▶ [OBJECTIVE]
How many of the lines below include "其他支出"? Give the number and no other words.

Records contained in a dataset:
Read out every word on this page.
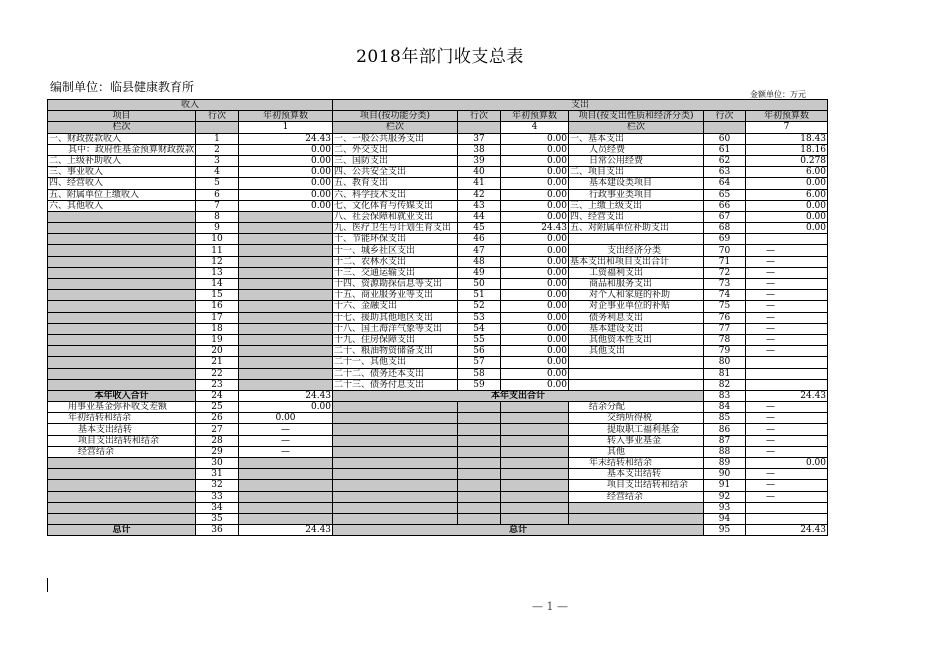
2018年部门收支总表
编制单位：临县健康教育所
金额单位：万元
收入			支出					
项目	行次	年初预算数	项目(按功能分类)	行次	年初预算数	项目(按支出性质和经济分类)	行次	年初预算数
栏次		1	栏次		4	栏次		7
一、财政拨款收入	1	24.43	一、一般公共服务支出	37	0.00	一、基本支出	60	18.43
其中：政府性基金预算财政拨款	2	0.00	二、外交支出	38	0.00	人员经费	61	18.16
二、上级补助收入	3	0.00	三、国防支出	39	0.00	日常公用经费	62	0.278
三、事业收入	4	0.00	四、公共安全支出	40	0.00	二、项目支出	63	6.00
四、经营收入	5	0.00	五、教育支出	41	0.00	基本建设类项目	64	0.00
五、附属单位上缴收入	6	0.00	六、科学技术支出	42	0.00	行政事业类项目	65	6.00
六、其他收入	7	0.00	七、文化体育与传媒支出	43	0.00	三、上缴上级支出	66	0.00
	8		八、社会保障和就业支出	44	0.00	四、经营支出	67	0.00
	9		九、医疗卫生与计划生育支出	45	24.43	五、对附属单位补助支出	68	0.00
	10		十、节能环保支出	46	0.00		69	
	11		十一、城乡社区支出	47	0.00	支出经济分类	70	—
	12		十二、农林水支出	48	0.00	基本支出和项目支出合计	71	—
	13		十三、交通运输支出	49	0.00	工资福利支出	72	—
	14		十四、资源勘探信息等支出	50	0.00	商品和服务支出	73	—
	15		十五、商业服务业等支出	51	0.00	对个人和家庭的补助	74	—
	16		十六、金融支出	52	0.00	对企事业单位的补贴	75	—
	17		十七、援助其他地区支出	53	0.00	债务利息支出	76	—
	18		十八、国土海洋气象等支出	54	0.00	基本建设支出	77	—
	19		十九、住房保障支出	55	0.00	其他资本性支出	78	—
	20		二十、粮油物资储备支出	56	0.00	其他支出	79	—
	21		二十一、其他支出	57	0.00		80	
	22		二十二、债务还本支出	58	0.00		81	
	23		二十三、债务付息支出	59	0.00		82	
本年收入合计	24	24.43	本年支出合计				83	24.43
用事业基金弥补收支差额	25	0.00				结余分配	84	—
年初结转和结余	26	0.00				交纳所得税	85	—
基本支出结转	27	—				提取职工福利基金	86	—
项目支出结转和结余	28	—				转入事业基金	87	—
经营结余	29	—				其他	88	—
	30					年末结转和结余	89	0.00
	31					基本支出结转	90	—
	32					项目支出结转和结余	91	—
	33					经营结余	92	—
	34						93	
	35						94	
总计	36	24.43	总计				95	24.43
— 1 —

▶ [FULL RESPONSE]
2